— BEGIN —

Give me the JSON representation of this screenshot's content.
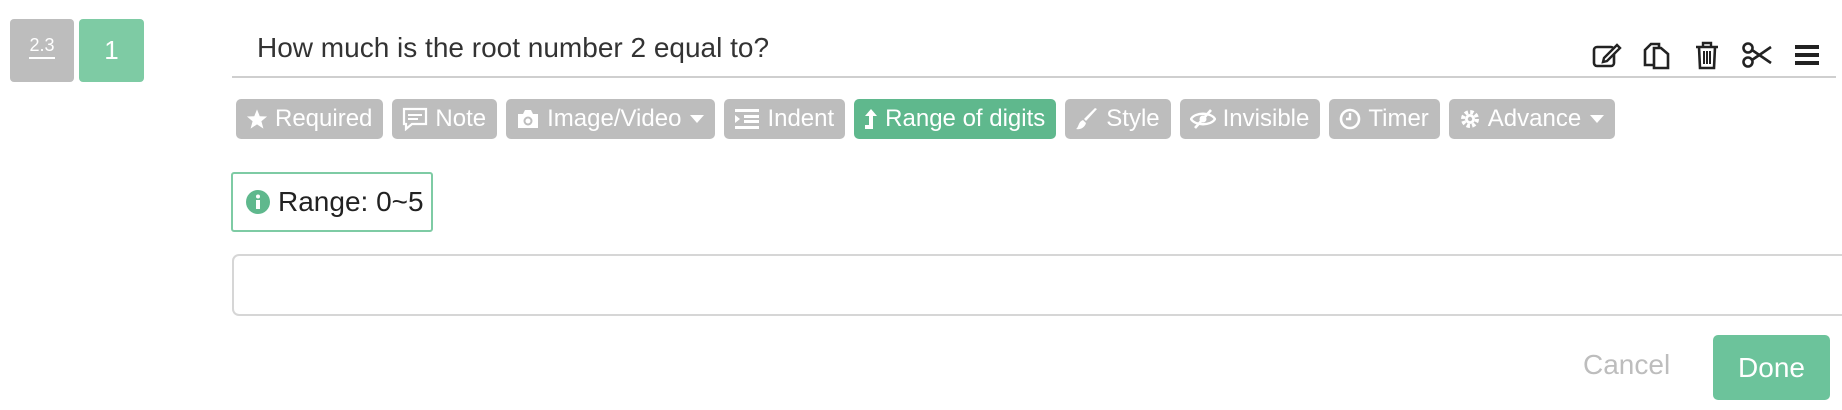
{
  "question": {
    "type_label": "2.3",
    "number": "1",
    "title": "How much is the root number 2 equal to?"
  },
  "tools": [
    "edit-icon",
    "copy-icon",
    "delete-icon",
    "cut-icon",
    "menu-icon"
  ],
  "toolbar": {
    "required": "Required",
    "note": "Note",
    "image_video": "Image/Video",
    "indent": "Indent",
    "range_of_digits": "Range of digits",
    "style": "Style",
    "invisible": "Invisible",
    "timer": "Timer",
    "advance": "Advance"
  },
  "range_info": "Range: 0~5",
  "answer": {
    "value": "",
    "placeholder": ""
  },
  "actions": {
    "cancel": "Cancel",
    "done": "Done"
  },
  "colors": {
    "accent": "#5fb88d",
    "chip": "#bdbdbd",
    "light_accent": "#7ecba4"
  }
}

— END —

* Work to be completed
Transcribe the preceding listing in its entirety and with exact wording, leaving out pictures.

* Written reply
Give me the JSON representation of this screenshot's content.
{
  "question": {
    "type_label": "2.3",
    "number": "1",
    "title": "How much is the root number 2 equal to?"
  },
  "tools": [
    "edit-icon",
    "copy-icon",
    "delete-icon",
    "cut-icon",
    "menu-icon"
  ],
  "toolbar": {
    "required": "Required",
    "note": "Note",
    "image_video": "Image/Video",
    "indent": "Indent",
    "range_of_digits": "Range of digits",
    "style": "Style",
    "invisible": "Invisible",
    "timer": "Timer",
    "advance": "Advance"
  },
  "range_info": "Range: 0~5",
  "answer": {
    "value": "",
    "placeholder": ""
  },
  "actions": {
    "cancel": "Cancel",
    "done": "Done"
  },
  "colors": {
    "accent": "#5fb88d",
    "chip": "#bdbdbd",
    "light_accent": "#7ecba4"
  }
}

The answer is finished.